**WHAT IS REQUIRED:** Restate all of the data exactly.

++++ INPUT FOR THIS TASK ++++

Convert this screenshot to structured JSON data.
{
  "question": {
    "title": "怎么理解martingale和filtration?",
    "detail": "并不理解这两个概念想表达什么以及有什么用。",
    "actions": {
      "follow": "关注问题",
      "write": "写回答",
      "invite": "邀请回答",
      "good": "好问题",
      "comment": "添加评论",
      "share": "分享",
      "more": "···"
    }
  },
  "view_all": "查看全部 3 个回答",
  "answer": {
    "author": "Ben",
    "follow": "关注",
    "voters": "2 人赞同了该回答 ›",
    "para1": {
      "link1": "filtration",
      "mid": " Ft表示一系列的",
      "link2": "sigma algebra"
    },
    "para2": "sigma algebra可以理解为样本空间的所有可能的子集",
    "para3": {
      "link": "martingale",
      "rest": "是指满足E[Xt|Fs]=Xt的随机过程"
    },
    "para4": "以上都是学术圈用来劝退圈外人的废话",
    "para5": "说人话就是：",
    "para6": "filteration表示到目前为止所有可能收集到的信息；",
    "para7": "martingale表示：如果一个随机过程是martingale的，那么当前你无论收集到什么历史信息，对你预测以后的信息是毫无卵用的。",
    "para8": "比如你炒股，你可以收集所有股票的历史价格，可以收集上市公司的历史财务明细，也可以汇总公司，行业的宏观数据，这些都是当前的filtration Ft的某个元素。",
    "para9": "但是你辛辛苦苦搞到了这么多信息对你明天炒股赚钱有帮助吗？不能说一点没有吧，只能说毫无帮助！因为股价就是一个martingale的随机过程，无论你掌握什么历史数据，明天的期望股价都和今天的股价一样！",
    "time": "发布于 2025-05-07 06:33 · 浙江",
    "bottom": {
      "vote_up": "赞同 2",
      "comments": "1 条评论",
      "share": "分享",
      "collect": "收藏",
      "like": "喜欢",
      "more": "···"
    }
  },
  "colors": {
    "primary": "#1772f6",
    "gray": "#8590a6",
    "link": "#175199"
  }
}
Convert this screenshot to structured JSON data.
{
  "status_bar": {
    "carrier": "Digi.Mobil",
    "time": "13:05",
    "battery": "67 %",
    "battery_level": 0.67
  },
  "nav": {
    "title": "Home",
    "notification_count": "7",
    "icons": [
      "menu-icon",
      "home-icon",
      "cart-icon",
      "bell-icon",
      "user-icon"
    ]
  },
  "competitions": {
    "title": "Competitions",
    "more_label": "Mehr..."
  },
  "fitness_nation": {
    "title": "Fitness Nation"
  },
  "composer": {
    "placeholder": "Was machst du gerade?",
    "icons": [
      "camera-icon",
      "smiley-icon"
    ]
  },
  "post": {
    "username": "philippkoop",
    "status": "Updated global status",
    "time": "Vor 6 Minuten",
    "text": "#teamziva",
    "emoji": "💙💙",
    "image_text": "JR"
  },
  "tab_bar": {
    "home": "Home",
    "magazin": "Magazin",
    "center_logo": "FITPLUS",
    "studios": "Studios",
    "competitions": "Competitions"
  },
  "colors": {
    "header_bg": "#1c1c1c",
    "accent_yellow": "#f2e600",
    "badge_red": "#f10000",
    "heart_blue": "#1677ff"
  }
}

++++

**RESULT FOR THIS EXERCISE:**
Convert this screenshot to structured JSON data.
{
  "question": {
    "title": "怎么理解martingale和filtration?",
    "detail": "并不理解这两个概念想表达什么以及有什么用。",
    "actions": {
      "follow": "关注问题",
      "write": "写回答",
      "invite": "邀请回答",
      "good": "好问题",
      "comment": "添加评论",
      "share": "分享",
      "more": "···"
    }
  },
  "view_all": "查看全部 3 个回答",
  "answer": {
    "author": "Ben",
    "follow": "关注",
    "voters": "2 人赞同了该回答 ›",
    "para1": {
      "link1": "filtration",
      "mid": " Ft表示一系列的",
      "link2": "sigma algebra"
    },
    "para2": "sigma algebra可以理解为样本空间的所有可能的子集",
    "para3": {
      "link": "martingale",
      "rest": "是指满足E[Xt|Fs]=Xt的随机过程"
    },
    "para4": "以上都是学术圈用来劝退圈外人的废话",
    "para5": "说人话就是：",
    "para6": "filteration表示到目前为止所有可能收集到的信息；",
    "para7": "martingale表示：如果一个随机过程是martingale的，那么当前你无论收集到什么历史信息，对你预测以后的信息是毫无卵用的。",
    "para8": "比如你炒股，你可以收集所有股票的历史价格，可以收集上市公司的历史财务明细，也可以汇总公司，行业的宏观数据，这些都是当前的filtration Ft的某个元素。",
    "para9": "但是你辛辛苦苦搞到了这么多信息对你明天炒股赚钱有帮助吗？不能说一点没有吧，只能说毫无帮助！因为股价就是一个martingale的随机过程，无论你掌握什么历史数据，明天的期望股价都和今天的股价一样！",
    "time": "发布于 2025-05-07 06:33 · 浙江",
    "bottom": {
      "vote_up": "赞同 2",
      "comments": "1 条评论",
      "share": "分享",
      "collect": "收藏",
      "like": "喜欢",
      "more": "···"
    }
  },
  "colors": {
    "primary": "#1772f6",
    "gray": "#8590a6",
    "link": "#175199"
  }
}
Convert this screenshot to structured JSON data.
{
  "status_bar": {
    "carrier": "Digi.Mobil",
    "time": "13:05",
    "battery": "67 %",
    "battery_level": 0.67
  },
  "nav": {
    "title": "Home",
    "notification_count": "7",
    "icons": [
      "menu-icon",
      "home-icon",
      "cart-icon",
      "bell-icon",
      "user-icon"
    ]
  },
  "competitions": {
    "title": "Competitions",
    "more_label": "Mehr..."
  },
  "fitness_nation": {
    "title": "Fitness Nation"
  },
  "composer": {
    "placeholder": "Was machst du gerade?",
    "icons": [
      "camera-icon",
      "smiley-icon"
    ]
  },
  "post": {
    "username": "philippkoop",
    "status": "Updated global status",
    "time": "Vor 6 Minuten",
    "text": "#teamziva",
    "emoji": "💙💙",
    "image_text": "JR"
  },
  "tab_bar": {
    "home": "Home",
    "magazin": "Magazin",
    "center_logo": "FITPLUS",
    "studios": "Studios",
    "competitions": "Competitions"
  },
  "colors": {
    "header_bg": "#1c1c1c",
    "accent_yellow": "#f2e600",
    "badge_red": "#f10000",
    "heart_blue": "#1677ff"
  }
}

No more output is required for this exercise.